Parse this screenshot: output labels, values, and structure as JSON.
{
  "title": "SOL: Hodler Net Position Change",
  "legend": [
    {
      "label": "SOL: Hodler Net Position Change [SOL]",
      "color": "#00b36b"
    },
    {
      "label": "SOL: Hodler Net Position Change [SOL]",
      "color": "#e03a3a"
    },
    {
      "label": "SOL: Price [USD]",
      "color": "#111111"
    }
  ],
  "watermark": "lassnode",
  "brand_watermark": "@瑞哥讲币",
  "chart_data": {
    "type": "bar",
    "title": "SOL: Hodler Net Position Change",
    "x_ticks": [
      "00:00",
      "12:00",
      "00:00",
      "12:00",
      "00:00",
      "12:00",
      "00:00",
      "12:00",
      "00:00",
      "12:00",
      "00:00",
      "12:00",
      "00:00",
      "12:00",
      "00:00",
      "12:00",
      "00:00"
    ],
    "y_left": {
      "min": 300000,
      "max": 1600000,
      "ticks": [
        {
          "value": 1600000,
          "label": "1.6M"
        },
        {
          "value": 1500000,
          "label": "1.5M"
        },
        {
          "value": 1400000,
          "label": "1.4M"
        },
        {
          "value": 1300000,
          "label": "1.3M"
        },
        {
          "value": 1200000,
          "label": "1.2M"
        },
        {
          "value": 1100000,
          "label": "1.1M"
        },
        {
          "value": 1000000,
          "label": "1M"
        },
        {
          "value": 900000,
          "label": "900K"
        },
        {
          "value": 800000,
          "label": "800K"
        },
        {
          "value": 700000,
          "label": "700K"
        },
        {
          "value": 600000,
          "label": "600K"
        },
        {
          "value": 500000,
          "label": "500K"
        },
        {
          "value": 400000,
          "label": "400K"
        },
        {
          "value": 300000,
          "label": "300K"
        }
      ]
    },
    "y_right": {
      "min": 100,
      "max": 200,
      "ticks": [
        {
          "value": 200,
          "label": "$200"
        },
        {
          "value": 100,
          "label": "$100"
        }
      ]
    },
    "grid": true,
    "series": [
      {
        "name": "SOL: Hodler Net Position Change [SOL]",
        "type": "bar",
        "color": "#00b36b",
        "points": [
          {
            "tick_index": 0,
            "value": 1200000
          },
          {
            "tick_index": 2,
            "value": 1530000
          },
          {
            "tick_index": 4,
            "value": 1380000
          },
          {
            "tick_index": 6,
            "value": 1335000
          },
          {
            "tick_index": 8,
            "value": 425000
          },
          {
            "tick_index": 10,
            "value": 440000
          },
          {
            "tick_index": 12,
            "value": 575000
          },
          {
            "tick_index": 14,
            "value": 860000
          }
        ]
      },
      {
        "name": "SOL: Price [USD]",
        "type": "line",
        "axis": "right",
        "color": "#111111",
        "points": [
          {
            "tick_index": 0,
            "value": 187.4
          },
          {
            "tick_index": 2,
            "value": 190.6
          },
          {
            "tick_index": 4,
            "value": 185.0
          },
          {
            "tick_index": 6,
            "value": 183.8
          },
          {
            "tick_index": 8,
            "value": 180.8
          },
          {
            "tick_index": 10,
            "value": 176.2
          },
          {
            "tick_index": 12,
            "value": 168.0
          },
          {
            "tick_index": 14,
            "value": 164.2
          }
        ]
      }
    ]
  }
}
*-*-*
== Exercise prompt ==
All of the material above needs to be copied exactly.

== Correct response ==
Parse this screenshot: output labels, values, and structure as JSON.
{
  "title": "SOL: Hodler Net Position Change",
  "legend": [
    {
      "label": "SOL: Hodler Net Position Change [SOL]",
      "color": "#00b36b"
    },
    {
      "label": "SOL: Hodler Net Position Change [SOL]",
      "color": "#e03a3a"
    },
    {
      "label": "SOL: Price [USD]",
      "color": "#111111"
    }
  ],
  "watermark": "lassnode",
  "brand_watermark": "@瑞哥讲币",
  "chart_data": {
    "type": "bar",
    "title": "SOL: Hodler Net Position Change",
    "x_ticks": [
      "00:00",
      "12:00",
      "00:00",
      "12:00",
      "00:00",
      "12:00",
      "00:00",
      "12:00",
      "00:00",
      "12:00",
      "00:00",
      "12:00",
      "00:00",
      "12:00",
      "00:00",
      "12:00",
      "00:00"
    ],
    "y_left": {
      "min": 300000,
      "max": 1600000,
      "ticks": [
        {
          "value": 1600000,
          "label": "1.6M"
        },
        {
          "value": 1500000,
          "label": "1.5M"
        },
        {
          "value": 1400000,
          "label": "1.4M"
        },
        {
          "value": 1300000,
          "label": "1.3M"
        },
        {
          "value": 1200000,
          "label": "1.2M"
        },
        {
          "value": 1100000,
          "label": "1.1M"
        },
        {
          "value": 1000000,
          "label": "1M"
        },
        {
          "value": 900000,
          "label": "900K"
        },
        {
          "value": 800000,
          "label": "800K"
        },
        {
          "value": 700000,
          "label": "700K"
        },
        {
          "value": 600000,
          "label": "600K"
        },
        {
          "value": 500000,
          "label": "500K"
        },
        {
          "value": 400000,
          "label": "400K"
        },
        {
          "value": 300000,
          "label": "300K"
        }
      ]
    },
    "y_right": {
      "min": 100,
      "max": 200,
      "ticks": [
        {
          "value": 200,
          "label": "$200"
        },
        {
          "value": 100,
          "label": "$100"
        }
      ]
    },
    "grid": true,
    "series": [
      {
        "name": "SOL: Hodler Net Position Change [SOL]",
        "type": "bar",
        "color": "#00b36b",
        "points": [
          {
            "tick_index": 0,
            "value": 1200000
          },
          {
            "tick_index": 2,
            "value": 1530000
          },
          {
            "tick_index": 4,
            "value": 1380000
          },
          {
            "tick_index": 6,
            "value": 1335000
          },
          {
            "tick_index": 8,
            "value": 425000
          },
          {
            "tick_index": 10,
            "value": 440000
          },
          {
            "tick_index": 12,
            "value": 575000
          },
          {
            "tick_index": 14,
            "value": 860000
          }
        ]
      },
      {
        "name": "SOL: Price [USD]",
        "type": "line",
        "axis": "right",
        "color": "#111111",
        "points": [
          {
            "tick_index": 0,
            "value": 187.4
          },
          {
            "tick_index": 2,
            "value": 190.6
          },
          {
            "tick_index": 4,
            "value": 185.0
          },
          {
            "tick_index": 6,
            "value": 183.8
          },
          {
            "tick_index": 8,
            "value": 180.8
          },
          {
            "tick_index": 10,
            "value": 176.2
          },
          {
            "tick_index": 12,
            "value": 168.0
          },
          {
            "tick_index": 14,
            "value": 164.2
          }
        ]
      }
    ]
  }
}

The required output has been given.